__Task objective__. Copy every one of the rows below word for word, without changing any line.

====== Material for this task ======

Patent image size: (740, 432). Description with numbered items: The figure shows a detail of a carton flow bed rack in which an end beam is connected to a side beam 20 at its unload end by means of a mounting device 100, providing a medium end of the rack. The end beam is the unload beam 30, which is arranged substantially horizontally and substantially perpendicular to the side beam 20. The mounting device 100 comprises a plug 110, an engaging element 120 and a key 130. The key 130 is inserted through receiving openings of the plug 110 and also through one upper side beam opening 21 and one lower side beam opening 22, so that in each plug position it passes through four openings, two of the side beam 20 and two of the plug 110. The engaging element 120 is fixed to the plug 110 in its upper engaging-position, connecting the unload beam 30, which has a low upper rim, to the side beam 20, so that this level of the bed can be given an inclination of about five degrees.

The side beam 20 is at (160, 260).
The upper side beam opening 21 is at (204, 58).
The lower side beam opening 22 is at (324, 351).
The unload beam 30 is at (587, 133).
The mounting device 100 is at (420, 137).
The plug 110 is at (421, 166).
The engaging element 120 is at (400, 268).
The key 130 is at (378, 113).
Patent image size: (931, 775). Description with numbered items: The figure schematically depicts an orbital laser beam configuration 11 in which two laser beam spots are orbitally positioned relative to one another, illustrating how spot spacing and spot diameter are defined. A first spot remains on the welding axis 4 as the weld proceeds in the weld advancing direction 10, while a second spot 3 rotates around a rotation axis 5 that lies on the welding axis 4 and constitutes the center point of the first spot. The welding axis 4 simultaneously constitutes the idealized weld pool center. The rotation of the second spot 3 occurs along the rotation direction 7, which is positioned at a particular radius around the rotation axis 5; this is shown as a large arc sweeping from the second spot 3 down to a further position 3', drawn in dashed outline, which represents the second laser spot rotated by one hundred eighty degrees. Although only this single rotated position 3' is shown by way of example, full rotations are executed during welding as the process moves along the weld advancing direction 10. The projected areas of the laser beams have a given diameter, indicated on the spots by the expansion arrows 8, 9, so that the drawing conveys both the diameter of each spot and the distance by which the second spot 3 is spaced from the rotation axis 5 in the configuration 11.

======

__Final result__.
Patent image size: (740, 432). Description with numbered items: The figure shows a detail of a carton flow bed rack in which an end beam is connected to a side beam 20 at its unload end by means of a mounting device 100, providing a medium end of the rack. The end beam is the unload beam 30, which is arranged substantially horizontally and substantially perpendicular to the side beam 20. The mounting device 100 comprises a plug 110, an engaging element 120 and a key 130. The key 130 is inserted through receiving openings of the plug 110 and also through one upper side beam opening 21 and one lower side beam opening 22, so that in each plug position it passes through four openings, two of the side beam 20 and two of the plug 110. The engaging element 120 is fixed to the plug 110 in its upper engaging-position, connecting the unload beam 30, which has a low upper rim, to the side beam 20, so that this level of the bed can be given an inclination of about five degrees.

The side beam 20 is at (160, 260).
The upper side beam opening 21 is at (204, 58).
The lower side beam opening 22 is at (324, 351).
The unload beam 30 is at (587, 133).
The mounting device 100 is at (420, 137).
The plug 110 is at (421, 166).
The engaging element 120 is at (400, 268).
The key 130 is at (378, 113).
Patent image size: (931, 775). Description with numbered items: The figure schematically depicts an orbital laser beam configuration 11 in which two laser beam spots are orbitally positioned relative to one another, illustrating how spot spacing and spot diameter are defined. A first spot remains on the welding axis 4 as the weld proceeds in the weld advancing direction 10, while a second spot 3 rotates around a rotation axis 5 that lies on the welding axis 4 and constitutes the center point of the first spot. The welding axis 4 simultaneously constitutes the idealized weld pool center. The rotation of the second spot 3 occurs along the rotation direction 7, which is positioned at a particular radius around the rotation axis 5; this is shown as a large arc sweeping from the second spot 3 down to a further position 3', drawn in dashed outline, which represents the second laser spot rotated by one hundred eighty degrees. Although only this single rotated position 3' is shown by way of example, full rotations are executed during welding as the process moves along the weld advancing direction 10. The projected areas of the laser beams have a given diameter, indicated on the spots by the expansion arrows 8, 9, so that the drawing conveys both the diameter of each spot and the distance by which the second spot 3 is spaced from the rotation axis 5 in the configuration 11.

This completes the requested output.